• [What is required]: Repeat every line of the material, character for character.

--- Start ---

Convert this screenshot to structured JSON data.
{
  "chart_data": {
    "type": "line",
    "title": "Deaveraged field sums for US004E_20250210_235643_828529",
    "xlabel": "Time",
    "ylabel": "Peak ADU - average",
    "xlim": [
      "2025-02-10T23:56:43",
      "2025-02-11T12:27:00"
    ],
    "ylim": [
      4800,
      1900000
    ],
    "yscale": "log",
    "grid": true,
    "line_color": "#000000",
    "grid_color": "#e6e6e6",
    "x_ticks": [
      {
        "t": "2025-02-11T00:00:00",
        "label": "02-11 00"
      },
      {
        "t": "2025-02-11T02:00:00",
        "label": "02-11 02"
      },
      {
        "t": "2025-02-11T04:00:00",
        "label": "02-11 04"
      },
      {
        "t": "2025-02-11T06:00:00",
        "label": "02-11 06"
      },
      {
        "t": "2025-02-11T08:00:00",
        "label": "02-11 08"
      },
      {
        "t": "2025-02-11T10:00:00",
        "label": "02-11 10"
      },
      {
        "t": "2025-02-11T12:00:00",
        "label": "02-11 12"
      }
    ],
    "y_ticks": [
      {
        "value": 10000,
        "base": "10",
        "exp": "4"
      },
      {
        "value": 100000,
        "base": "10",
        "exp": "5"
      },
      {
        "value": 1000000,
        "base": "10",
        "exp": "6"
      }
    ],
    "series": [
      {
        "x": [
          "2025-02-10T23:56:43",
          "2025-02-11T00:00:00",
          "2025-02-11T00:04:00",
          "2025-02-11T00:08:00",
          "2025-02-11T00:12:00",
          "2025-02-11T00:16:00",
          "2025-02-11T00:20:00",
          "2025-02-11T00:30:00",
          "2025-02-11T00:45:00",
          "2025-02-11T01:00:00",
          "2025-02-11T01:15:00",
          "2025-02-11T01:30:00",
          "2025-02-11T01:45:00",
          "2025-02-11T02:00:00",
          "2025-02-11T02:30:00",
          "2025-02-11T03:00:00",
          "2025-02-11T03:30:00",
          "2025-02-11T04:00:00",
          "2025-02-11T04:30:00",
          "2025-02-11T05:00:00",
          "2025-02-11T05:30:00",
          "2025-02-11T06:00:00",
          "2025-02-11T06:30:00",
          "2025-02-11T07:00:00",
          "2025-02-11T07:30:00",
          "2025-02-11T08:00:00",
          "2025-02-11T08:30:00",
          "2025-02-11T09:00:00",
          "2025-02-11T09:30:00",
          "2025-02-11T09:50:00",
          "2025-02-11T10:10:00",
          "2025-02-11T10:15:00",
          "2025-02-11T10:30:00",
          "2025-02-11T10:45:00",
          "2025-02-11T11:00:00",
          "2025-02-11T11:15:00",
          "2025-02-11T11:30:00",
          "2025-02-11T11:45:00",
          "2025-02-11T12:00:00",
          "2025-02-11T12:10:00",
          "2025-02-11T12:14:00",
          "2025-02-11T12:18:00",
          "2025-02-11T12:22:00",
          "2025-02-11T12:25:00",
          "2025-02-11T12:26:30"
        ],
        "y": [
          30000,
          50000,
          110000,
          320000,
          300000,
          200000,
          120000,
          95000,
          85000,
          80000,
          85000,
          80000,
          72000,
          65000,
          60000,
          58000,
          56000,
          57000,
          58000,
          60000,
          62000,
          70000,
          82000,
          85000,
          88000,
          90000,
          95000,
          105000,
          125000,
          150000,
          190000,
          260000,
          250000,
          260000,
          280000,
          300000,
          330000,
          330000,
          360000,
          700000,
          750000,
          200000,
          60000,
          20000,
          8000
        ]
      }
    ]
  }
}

--- End ---

• [Written response]:
Convert this screenshot to structured JSON data.
{
  "chart_data": {
    "type": "line",
    "title": "Deaveraged field sums for US004E_20250210_235643_828529",
    "xlabel": "Time",
    "ylabel": "Peak ADU - average",
    "xlim": [
      "2025-02-10T23:56:43",
      "2025-02-11T12:27:00"
    ],
    "ylim": [
      4800,
      1900000
    ],
    "yscale": "log",
    "grid": true,
    "line_color": "#000000",
    "grid_color": "#e6e6e6",
    "x_ticks": [
      {
        "t": "2025-02-11T00:00:00",
        "label": "02-11 00"
      },
      {
        "t": "2025-02-11T02:00:00",
        "label": "02-11 02"
      },
      {
        "t": "2025-02-11T04:00:00",
        "label": "02-11 04"
      },
      {
        "t": "2025-02-11T06:00:00",
        "label": "02-11 06"
      },
      {
        "t": "2025-02-11T08:00:00",
        "label": "02-11 08"
      },
      {
        "t": "2025-02-11T10:00:00",
        "label": "02-11 10"
      },
      {
        "t": "2025-02-11T12:00:00",
        "label": "02-11 12"
      }
    ],
    "y_ticks": [
      {
        "value": 10000,
        "base": "10",
        "exp": "4"
      },
      {
        "value": 100000,
        "base": "10",
        "exp": "5"
      },
      {
        "value": 1000000,
        "base": "10",
        "exp": "6"
      }
    ],
    "series": [
      {
        "x": [
          "2025-02-10T23:56:43",
          "2025-02-11T00:00:00",
          "2025-02-11T00:04:00",
          "2025-02-11T00:08:00",
          "2025-02-11T00:12:00",
          "2025-02-11T00:16:00",
          "2025-02-11T00:20:00",
          "2025-02-11T00:30:00",
          "2025-02-11T00:45:00",
          "2025-02-11T01:00:00",
          "2025-02-11T01:15:00",
          "2025-02-11T01:30:00",
          "2025-02-11T01:45:00",
          "2025-02-11T02:00:00",
          "2025-02-11T02:30:00",
          "2025-02-11T03:00:00",
          "2025-02-11T03:30:00",
          "2025-02-11T04:00:00",
          "2025-02-11T04:30:00",
          "2025-02-11T05:00:00",
          "2025-02-11T05:30:00",
          "2025-02-11T06:00:00",
          "2025-02-11T06:30:00",
          "2025-02-11T07:00:00",
          "2025-02-11T07:30:00",
          "2025-02-11T08:00:00",
          "2025-02-11T08:30:00",
          "2025-02-11T09:00:00",
          "2025-02-11T09:30:00",
          "2025-02-11T09:50:00",
          "2025-02-11T10:10:00",
          "2025-02-11T10:15:00",
          "2025-02-11T10:30:00",
          "2025-02-11T10:45:00",
          "2025-02-11T11:00:00",
          "2025-02-11T11:15:00",
          "2025-02-11T11:30:00",
          "2025-02-11T11:45:00",
          "2025-02-11T12:00:00",
          "2025-02-11T12:10:00",
          "2025-02-11T12:14:00",
          "2025-02-11T12:18:00",
          "2025-02-11T12:22:00",
          "2025-02-11T12:25:00",
          "2025-02-11T12:26:30"
        ],
        "y": [
          30000,
          50000,
          110000,
          320000,
          300000,
          200000,
          120000,
          95000,
          85000,
          80000,
          85000,
          80000,
          72000,
          65000,
          60000,
          58000,
          56000,
          57000,
          58000,
          60000,
          62000,
          70000,
          82000,
          85000,
          88000,
          90000,
          95000,
          105000,
          125000,
          150000,
          190000,
          260000,
          250000,
          260000,
          280000,
          300000,
          330000,
          330000,
          360000,
          700000,
          750000,
          200000,
          60000,
          20000,
          8000
        ]
      }
    ]
  }
}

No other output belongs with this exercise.